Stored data
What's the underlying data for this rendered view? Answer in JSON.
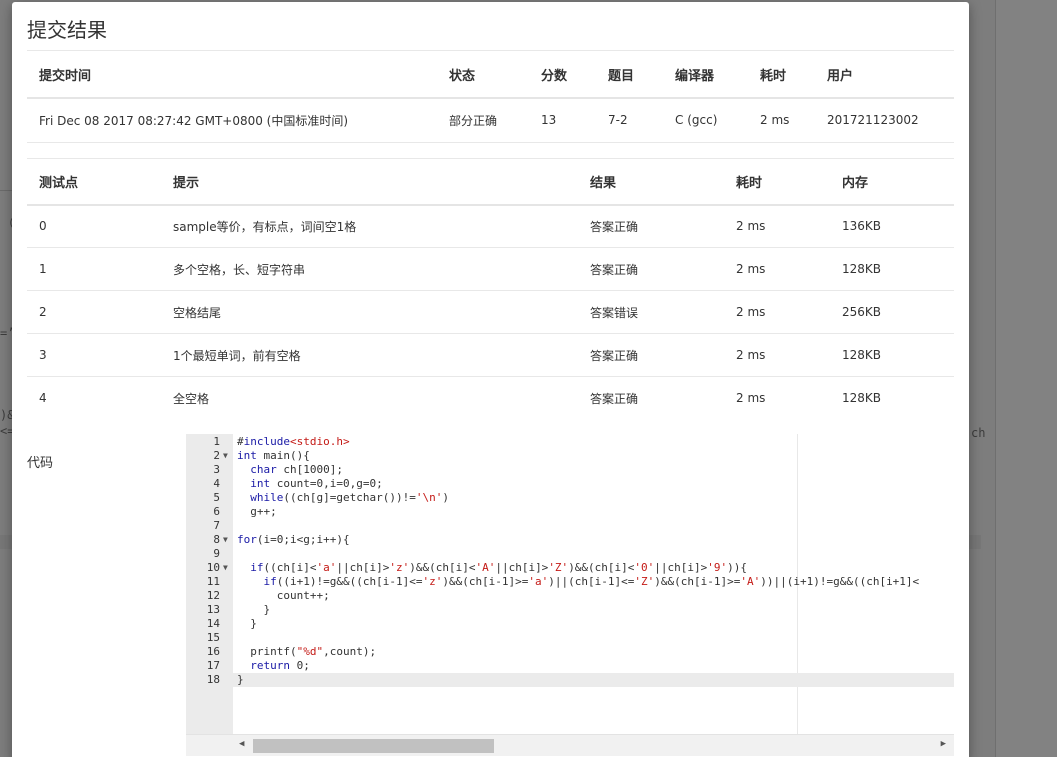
{
  "background": {
    "fragments": [
      "（",
      "=’",
      ")&",
      "<=",
      "ch"
    ]
  },
  "modal": {
    "title": "提交结果",
    "summary": {
      "headers": [
        "提交时间",
        "状态",
        "分数",
        "题目",
        "编译器",
        "耗时",
        "用户"
      ],
      "row": {
        "time": "Fri Dec 08 2017 08:27:42 GMT+0800 (中国标准时间)",
        "status": "部分正确",
        "score": "13",
        "problem": "7-2",
        "compiler": "C (gcc)",
        "elapsed": "2 ms",
        "user": "201721123002"
      }
    },
    "cases": {
      "headers": [
        "测试点",
        "提示",
        "结果",
        "耗时",
        "内存"
      ],
      "rows": [
        {
          "id": "0",
          "hint": "sample等价，有标点，词间空1格",
          "result": "答案正确",
          "time": "2 ms",
          "memory": "136KB"
        },
        {
          "id": "1",
          "hint": "多个空格，长、短字符串",
          "result": "答案正确",
          "time": "2 ms",
          "memory": "128KB"
        },
        {
          "id": "2",
          "hint": "空格结尾",
          "result": "答案错误",
          "time": "2 ms",
          "memory": "256KB"
        },
        {
          "id": "3",
          "hint": "1个最短单词，前有空格",
          "result": "答案正确",
          "time": "2 ms",
          "memory": "128KB"
        },
        {
          "id": "4",
          "hint": "全空格",
          "result": "答案正确",
          "time": "2 ms",
          "memory": "128KB"
        }
      ]
    },
    "code_label": "代码",
    "code_lines": [
      "#include<stdio.h>",
      "int main(){",
      "  char ch[1000];",
      "  int count=0,i=0,g=0;",
      "  while((ch[g]=getchar())!='\\n')",
      "  g++;",
      "",
      "for(i=0;i<g;i++){",
      "",
      "  if((ch[i]<'a'||ch[i]>'z')&&(ch[i]<'A'||ch[i]>'Z')&&(ch[i]<'0'||ch[i]>'9')){",
      "    if((i+1)!=g&&((ch[i-1]<='z')&&(ch[i-1]>='a')||(ch[i-1]<='Z')&&(ch[i-1]>='A'))||(i+1)!=g&&((ch[i+1]<",
      "      count++;",
      "    }",
      "  }",
      "",
      "  printf(\"%d\",count);",
      "  return 0;",
      "}"
    ],
    "fold_lines": [
      2,
      8,
      10
    ]
  },
  "colors": {
    "correct": "#e14c4c",
    "wrong": "#3db04a",
    "partial": "#3db04a",
    "link": "#2f7bd2"
  }
}
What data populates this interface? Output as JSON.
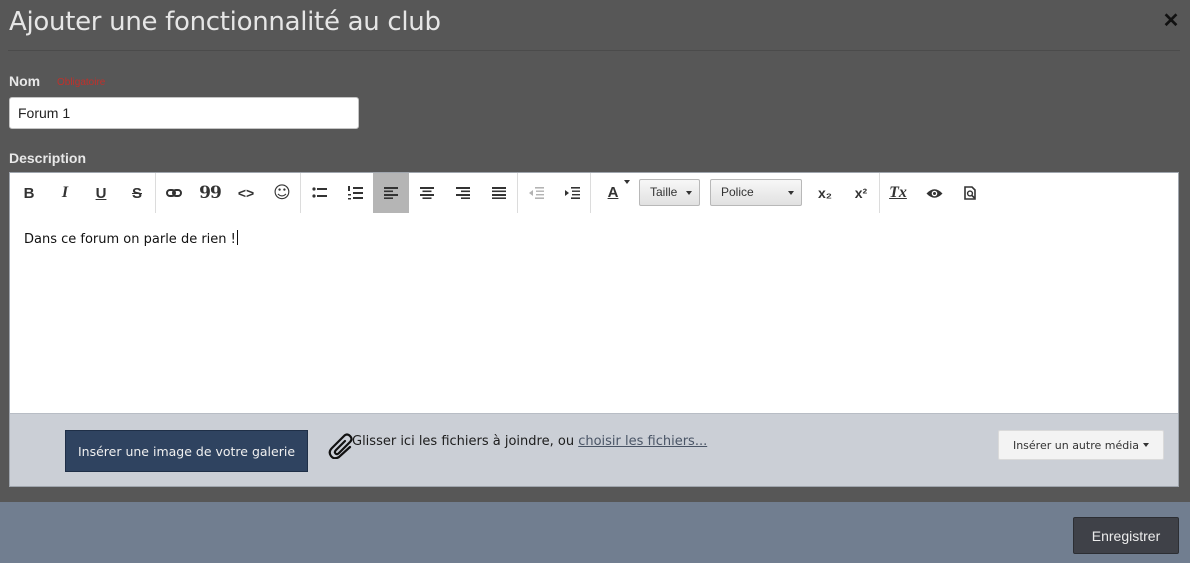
{
  "modal": {
    "title": "Ajouter une fonctionnalité au club",
    "close_glyph": "✕"
  },
  "form": {
    "name_label": "Nom",
    "required_text": "Obligatoire",
    "name_value": "Forum 1",
    "description_label": "Description"
  },
  "toolbar": {
    "bold_glyph": "B",
    "italic_glyph": "I",
    "underline_glyph": "U",
    "strike_glyph": "S",
    "quote_glyph": "99",
    "code_glyph": "<>",
    "smiley_glyph": "☺",
    "font_color_glyph": "A",
    "size_select": "Taille",
    "font_select": "Police",
    "subscript_glyph": "x₂",
    "superscript_glyph": "x²",
    "clear_format_glyph": "Tx",
    "active_align": "align-left",
    "icons": [
      "bold-icon",
      "italic-icon",
      "underline-icon",
      "strikethrough-icon",
      "link-icon",
      "quote-icon",
      "code-icon",
      "emoji-icon",
      "bulleted-list-icon",
      "numbered-list-icon",
      "align-left-icon",
      "align-center-icon",
      "align-right-icon",
      "justify-icon",
      "outdent-icon",
      "indent-icon",
      "font-color-icon",
      "subscript-icon",
      "superscript-icon",
      "remove-format-icon",
      "preview-icon",
      "document-preview-icon"
    ]
  },
  "editor": {
    "content": "Dans ce forum on parle de rien !"
  },
  "attachments": {
    "gallery_button": "Insérer une image de votre galerie",
    "drop_text": "Glisser ici les fichiers à joindre, ou ",
    "choose_link": "choisir les fichiers...",
    "media_button": "Insérer un autre média"
  },
  "footer": {
    "save_button": "Enregistrer"
  },
  "colors": {
    "overlay": "#575757",
    "footer": "#717e90",
    "gallery_button": "#2f4360",
    "save_button": "#3f4148",
    "attach_bar": "#cbcfd6",
    "required": "#c0302b"
  }
}
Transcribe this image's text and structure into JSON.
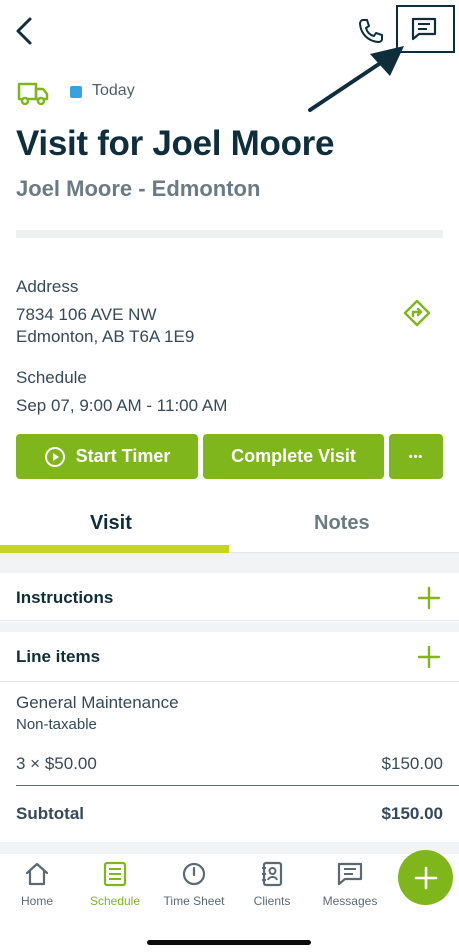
{
  "header": {
    "back_icon": "chevron-left-icon",
    "phone_icon": "phone-icon",
    "message_icon": "message-icon"
  },
  "visit": {
    "date_badge": "Today",
    "title": "Visit for Joel Moore",
    "subtitle": "Joel Moore - Edmonton"
  },
  "address": {
    "label": "Address",
    "line1": "7834 106 AVE NW",
    "line2": "Edmonton, AB T6A 1E9"
  },
  "schedule": {
    "label": "Schedule",
    "value": "Sep 07, 9:00 AM - 11:00 AM"
  },
  "actions": {
    "start_timer": "Start Timer",
    "complete_visit": "Complete Visit",
    "more": "•••"
  },
  "tabs": [
    {
      "label": "Visit",
      "active": true
    },
    {
      "label": "Notes",
      "active": false
    }
  ],
  "sections": {
    "instructions": "Instructions",
    "line_items": "Line items"
  },
  "line_items": [
    {
      "name": "General Maintenance",
      "tax": "Non-taxable",
      "qty_price": "3 × $50.00",
      "total": "$150.00"
    }
  ],
  "subtotal": {
    "label": "Subtotal",
    "value": "$150.00"
  },
  "nav": [
    {
      "label": "Home",
      "icon": "home-icon"
    },
    {
      "label": "Schedule",
      "icon": "schedule-icon",
      "active": true
    },
    {
      "label": "Time Sheet",
      "icon": "clock-icon"
    },
    {
      "label": "Clients",
      "icon": "contacts-icon"
    },
    {
      "label": "Messages",
      "icon": "message-icon"
    }
  ],
  "colors": {
    "accent": "#7fb61c",
    "primary_text": "#0f2e3c",
    "tab_underline": "#c6d51f",
    "today_badge": "#3aa1e0"
  }
}
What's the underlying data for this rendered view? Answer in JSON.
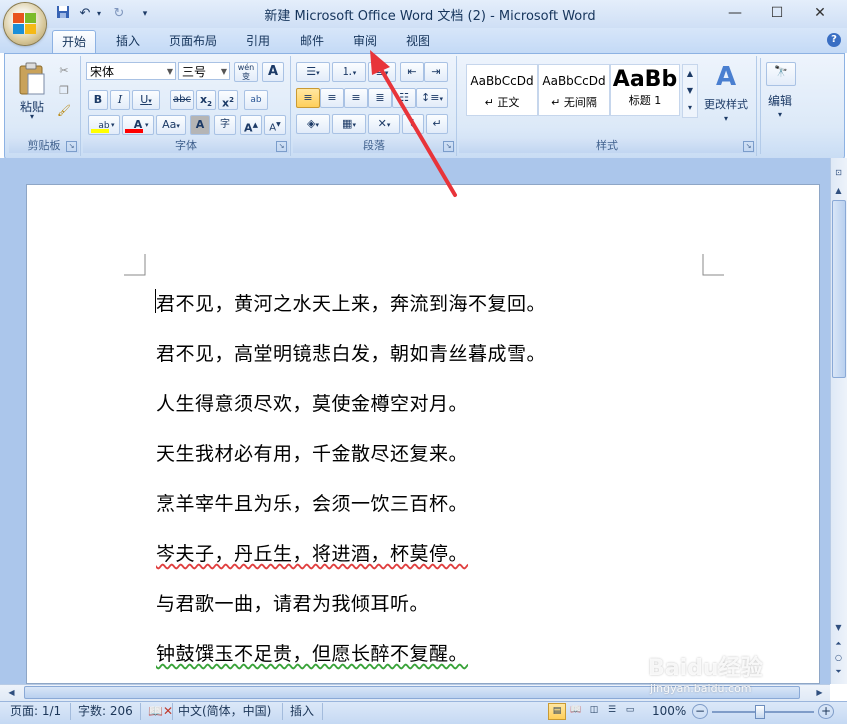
{
  "window": {
    "title": "新建 Microsoft Office Word 文档 (2) - Microsoft Word"
  },
  "quick_access": {
    "icons": [
      "save-icon",
      "undo-icon",
      "redo-icon",
      "customize-icon"
    ]
  },
  "tabs": [
    {
      "label": "开始",
      "active": true
    },
    {
      "label": "插入"
    },
    {
      "label": "页面布局"
    },
    {
      "label": "引用"
    },
    {
      "label": "邮件"
    },
    {
      "label": "审阅"
    },
    {
      "label": "视图"
    }
  ],
  "clipboard": {
    "paste_label": "粘贴",
    "group_label": "剪贴板"
  },
  "font": {
    "family": "宋体",
    "size": "三号",
    "group_label": "字体",
    "wen_label": "wén",
    "A_label": "A",
    "bold": "B",
    "italic": "I",
    "underline": "U",
    "strike": "abc",
    "sub": "x",
    "sup": "x",
    "font_color_letter": "A",
    "aa_label": "Aa",
    "grow_label": "A",
    "shrink_label": "A",
    "char_shade_label": "A",
    "enclose_label": "字",
    "pinyin_label": "ab"
  },
  "paragraph": {
    "group_label": "段落"
  },
  "styles": {
    "group_label": "样式",
    "items": [
      {
        "sample": "AaBbCcDd",
        "name": "↵ 正文"
      },
      {
        "sample": "AaBbCcDd",
        "name": "↵ 无间隔"
      },
      {
        "sample": "AaBb",
        "name": "标题 1"
      }
    ],
    "change_styles_label": "更改样式"
  },
  "editing": {
    "label": "编辑"
  },
  "document": {
    "lines": [
      "君不见，黄河之水天上来，奔流到海不复回。",
      "君不见，高堂明镜悲白发，朝如青丝暮成雪。",
      "人生得意须尽欢，莫使金樽空对月。",
      "天生我材必有用，千金散尽还复来。",
      "烹羊宰牛且为乐，会须一饮三百杯。",
      "岑夫子，丹丘生，将进酒，杯莫停。",
      "与君歌一曲，请君为我倾耳听。",
      "钟鼓馔玉不足贵，但愿长醉不复醒。"
    ]
  },
  "statusbar": {
    "page": "页面: 1/1",
    "words": "字数: 206",
    "language": "中文(简体，中国)",
    "mode": "插入",
    "zoom": "100%"
  },
  "watermark": {
    "text": "Baidu经验",
    "sub": "jingyan.baidu.com"
  },
  "colors": {
    "accent": "#1e5aa8",
    "highlight": "#ffff00",
    "font_color": "#ff0000",
    "arrow": "#e8343a"
  }
}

• [Short task]
Copy all lines from the material that contain "align".

• [Correct output]
    "active_align": "align-left",
      "align-left-icon",
      "align-center-icon",
      "align-right-icon",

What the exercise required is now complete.